──────── Dataset extract
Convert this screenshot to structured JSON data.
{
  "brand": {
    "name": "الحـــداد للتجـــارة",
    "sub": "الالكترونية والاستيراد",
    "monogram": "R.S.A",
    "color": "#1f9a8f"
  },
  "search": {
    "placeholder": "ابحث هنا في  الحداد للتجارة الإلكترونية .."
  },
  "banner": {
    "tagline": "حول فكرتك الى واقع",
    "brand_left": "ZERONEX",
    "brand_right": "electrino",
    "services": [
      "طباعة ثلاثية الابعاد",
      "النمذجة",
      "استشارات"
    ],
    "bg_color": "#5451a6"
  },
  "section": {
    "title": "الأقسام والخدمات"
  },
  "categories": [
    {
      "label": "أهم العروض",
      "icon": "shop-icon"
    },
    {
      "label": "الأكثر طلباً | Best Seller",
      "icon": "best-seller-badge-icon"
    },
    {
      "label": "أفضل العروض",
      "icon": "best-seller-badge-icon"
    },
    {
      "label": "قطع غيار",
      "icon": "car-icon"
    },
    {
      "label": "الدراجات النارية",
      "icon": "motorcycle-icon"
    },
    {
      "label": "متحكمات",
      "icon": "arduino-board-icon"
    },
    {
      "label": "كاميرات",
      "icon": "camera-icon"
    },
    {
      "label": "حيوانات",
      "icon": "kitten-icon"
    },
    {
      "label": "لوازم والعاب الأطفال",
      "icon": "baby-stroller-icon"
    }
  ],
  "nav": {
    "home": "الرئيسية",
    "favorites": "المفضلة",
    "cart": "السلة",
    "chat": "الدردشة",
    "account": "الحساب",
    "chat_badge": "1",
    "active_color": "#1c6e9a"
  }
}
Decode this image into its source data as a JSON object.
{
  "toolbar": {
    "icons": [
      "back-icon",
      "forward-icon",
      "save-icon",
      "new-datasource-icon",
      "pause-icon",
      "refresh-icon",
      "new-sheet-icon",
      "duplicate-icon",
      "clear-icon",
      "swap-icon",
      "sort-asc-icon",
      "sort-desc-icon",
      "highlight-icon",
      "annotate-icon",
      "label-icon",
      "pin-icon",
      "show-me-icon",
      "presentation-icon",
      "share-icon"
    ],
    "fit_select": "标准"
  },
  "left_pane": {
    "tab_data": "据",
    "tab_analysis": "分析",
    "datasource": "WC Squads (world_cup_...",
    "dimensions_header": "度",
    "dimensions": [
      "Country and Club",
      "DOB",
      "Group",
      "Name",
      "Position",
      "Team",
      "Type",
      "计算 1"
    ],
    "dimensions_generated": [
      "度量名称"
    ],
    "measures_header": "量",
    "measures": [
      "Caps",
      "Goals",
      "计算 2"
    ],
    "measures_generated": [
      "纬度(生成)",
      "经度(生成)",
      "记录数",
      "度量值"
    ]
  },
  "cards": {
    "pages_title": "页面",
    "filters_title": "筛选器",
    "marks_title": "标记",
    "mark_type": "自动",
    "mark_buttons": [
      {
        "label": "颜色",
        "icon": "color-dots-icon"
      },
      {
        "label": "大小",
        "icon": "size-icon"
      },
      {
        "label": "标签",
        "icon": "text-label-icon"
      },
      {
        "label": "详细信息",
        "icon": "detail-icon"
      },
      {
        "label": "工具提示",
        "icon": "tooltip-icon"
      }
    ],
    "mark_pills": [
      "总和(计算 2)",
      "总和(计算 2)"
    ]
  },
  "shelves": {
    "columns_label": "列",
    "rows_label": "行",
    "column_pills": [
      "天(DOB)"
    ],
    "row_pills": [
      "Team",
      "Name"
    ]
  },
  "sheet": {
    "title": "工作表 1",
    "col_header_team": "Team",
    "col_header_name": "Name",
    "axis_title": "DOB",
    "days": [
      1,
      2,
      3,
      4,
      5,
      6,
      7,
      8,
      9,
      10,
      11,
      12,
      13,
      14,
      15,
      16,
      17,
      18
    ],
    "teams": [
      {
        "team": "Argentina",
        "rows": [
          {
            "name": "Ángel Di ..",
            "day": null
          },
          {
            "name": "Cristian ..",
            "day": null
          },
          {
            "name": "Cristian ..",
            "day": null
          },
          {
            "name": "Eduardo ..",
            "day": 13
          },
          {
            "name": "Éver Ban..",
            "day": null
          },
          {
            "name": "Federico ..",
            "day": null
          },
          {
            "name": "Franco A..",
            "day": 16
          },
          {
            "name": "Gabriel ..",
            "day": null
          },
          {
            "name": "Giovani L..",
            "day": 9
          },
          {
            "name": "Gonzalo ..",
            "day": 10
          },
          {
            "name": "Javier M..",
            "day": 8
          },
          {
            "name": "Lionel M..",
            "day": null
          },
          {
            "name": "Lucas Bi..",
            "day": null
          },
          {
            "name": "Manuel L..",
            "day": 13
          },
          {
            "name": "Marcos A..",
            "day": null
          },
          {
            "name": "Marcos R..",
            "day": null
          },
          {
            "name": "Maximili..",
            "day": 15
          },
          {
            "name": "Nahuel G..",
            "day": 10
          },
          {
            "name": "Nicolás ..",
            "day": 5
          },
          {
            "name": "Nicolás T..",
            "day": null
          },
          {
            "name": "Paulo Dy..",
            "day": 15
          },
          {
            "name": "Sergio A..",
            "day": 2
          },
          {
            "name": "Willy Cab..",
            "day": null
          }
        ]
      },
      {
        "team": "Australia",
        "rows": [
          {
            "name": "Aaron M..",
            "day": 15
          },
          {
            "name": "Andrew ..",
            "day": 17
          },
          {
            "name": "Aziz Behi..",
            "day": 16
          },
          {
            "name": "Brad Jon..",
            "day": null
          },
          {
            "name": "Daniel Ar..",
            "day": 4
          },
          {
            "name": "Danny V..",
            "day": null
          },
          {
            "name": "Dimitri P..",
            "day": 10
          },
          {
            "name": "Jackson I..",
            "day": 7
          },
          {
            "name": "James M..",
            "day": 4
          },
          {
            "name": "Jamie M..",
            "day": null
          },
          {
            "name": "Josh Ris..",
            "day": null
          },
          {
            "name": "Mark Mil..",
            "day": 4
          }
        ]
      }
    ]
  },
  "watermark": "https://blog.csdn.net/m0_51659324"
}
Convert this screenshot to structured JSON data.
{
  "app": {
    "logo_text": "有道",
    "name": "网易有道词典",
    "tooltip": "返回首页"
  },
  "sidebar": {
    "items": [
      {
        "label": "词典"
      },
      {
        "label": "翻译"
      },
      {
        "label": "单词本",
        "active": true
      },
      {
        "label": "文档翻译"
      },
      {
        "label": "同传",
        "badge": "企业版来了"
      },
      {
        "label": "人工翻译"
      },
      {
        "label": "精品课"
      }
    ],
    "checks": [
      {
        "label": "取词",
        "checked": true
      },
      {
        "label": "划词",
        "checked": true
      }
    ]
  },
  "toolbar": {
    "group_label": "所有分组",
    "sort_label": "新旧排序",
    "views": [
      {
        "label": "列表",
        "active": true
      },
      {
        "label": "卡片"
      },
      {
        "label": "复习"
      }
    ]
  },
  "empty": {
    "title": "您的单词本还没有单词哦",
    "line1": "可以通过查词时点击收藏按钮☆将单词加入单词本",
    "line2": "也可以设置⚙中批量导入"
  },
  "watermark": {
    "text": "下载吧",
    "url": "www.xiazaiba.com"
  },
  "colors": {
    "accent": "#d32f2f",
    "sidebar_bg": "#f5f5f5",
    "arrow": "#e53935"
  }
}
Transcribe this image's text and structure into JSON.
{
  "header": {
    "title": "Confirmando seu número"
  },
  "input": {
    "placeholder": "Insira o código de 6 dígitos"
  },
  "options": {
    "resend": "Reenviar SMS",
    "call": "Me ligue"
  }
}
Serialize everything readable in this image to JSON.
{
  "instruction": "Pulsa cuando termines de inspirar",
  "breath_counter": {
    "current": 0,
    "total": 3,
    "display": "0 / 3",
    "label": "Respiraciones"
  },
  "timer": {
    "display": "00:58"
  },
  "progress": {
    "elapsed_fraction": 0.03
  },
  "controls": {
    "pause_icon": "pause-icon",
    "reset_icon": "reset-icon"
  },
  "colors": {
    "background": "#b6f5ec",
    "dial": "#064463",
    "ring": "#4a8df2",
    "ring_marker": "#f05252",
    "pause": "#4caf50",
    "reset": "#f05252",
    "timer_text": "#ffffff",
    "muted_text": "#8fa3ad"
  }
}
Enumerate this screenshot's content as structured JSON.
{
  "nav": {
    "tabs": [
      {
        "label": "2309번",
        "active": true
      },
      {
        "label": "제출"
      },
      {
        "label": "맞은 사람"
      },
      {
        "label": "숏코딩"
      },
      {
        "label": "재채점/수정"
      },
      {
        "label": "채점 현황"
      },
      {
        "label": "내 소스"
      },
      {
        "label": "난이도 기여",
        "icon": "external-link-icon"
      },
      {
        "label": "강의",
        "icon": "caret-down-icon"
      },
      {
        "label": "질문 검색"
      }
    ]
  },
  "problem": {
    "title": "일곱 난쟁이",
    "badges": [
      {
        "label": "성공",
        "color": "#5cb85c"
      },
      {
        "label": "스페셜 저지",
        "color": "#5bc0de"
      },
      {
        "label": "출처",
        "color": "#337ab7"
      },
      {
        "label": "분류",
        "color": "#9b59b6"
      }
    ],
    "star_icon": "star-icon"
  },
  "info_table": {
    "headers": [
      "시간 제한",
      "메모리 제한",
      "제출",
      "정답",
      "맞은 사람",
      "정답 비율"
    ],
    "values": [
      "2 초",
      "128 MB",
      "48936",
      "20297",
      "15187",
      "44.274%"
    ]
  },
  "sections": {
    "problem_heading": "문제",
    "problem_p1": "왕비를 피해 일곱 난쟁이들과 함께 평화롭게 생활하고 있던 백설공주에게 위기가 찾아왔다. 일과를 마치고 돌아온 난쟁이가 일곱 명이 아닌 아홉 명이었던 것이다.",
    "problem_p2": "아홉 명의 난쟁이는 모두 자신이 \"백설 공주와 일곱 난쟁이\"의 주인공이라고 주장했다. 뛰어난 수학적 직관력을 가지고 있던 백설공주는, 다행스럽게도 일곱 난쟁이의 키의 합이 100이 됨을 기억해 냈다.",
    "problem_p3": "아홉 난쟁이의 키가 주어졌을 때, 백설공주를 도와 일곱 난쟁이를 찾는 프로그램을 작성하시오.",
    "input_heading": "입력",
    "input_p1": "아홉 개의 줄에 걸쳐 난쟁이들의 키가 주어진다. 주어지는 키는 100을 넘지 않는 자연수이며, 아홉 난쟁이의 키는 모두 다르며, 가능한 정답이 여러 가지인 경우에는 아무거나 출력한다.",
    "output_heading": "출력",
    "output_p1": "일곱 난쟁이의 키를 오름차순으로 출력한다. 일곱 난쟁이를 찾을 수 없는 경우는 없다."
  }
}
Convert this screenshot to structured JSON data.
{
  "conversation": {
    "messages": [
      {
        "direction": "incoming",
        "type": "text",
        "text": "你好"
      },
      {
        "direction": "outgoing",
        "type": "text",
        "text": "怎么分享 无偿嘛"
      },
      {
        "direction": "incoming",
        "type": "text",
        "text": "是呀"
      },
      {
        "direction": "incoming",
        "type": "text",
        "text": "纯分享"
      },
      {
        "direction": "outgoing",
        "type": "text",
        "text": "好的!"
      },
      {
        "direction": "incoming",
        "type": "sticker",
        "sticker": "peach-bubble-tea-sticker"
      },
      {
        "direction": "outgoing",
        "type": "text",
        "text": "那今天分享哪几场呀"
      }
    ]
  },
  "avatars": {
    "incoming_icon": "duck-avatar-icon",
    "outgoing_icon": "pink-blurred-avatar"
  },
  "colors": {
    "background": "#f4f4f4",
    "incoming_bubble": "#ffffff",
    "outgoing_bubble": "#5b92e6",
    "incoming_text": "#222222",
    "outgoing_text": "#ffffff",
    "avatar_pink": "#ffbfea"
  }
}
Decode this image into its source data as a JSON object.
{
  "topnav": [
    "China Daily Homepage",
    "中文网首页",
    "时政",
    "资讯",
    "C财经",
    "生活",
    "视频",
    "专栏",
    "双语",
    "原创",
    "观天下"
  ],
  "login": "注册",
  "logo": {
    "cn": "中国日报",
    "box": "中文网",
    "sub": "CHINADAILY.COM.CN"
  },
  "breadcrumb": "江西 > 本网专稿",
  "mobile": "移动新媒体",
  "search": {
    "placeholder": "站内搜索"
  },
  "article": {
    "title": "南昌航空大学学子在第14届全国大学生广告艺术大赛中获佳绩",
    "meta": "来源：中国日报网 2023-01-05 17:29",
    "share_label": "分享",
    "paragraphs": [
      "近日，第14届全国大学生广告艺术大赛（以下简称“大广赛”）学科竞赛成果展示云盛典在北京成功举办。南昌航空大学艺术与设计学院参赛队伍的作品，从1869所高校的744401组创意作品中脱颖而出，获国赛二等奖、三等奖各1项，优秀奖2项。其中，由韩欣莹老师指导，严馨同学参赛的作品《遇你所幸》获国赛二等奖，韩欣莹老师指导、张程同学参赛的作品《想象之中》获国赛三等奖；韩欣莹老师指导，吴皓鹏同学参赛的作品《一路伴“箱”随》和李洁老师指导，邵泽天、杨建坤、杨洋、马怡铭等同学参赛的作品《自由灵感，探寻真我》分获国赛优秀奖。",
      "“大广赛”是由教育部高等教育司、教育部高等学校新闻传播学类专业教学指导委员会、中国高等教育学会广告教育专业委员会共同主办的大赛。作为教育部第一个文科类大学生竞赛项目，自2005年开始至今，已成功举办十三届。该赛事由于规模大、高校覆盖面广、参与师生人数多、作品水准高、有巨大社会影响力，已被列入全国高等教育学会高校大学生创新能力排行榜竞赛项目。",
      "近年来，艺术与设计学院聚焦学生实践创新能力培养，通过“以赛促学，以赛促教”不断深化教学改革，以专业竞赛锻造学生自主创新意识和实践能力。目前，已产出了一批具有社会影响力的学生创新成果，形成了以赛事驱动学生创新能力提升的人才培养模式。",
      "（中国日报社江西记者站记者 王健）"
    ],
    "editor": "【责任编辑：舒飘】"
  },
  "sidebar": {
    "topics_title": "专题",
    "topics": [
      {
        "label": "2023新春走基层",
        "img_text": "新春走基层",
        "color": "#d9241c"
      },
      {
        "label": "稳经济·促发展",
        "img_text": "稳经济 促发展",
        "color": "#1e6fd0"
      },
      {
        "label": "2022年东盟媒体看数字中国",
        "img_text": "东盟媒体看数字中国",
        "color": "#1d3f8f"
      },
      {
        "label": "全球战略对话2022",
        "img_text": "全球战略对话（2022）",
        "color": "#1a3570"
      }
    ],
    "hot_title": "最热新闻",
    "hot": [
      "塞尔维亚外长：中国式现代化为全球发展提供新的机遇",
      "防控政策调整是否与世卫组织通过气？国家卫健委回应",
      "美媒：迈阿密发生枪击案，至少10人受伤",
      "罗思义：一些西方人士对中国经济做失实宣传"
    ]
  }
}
────────────────
__Written exercise__. Whenever "pause" turns up in a line, pick that line out.

__Response to this task__.
      "pause-icon",
    "pause_icon": "pause-icon",
    "pause": "#4caf50",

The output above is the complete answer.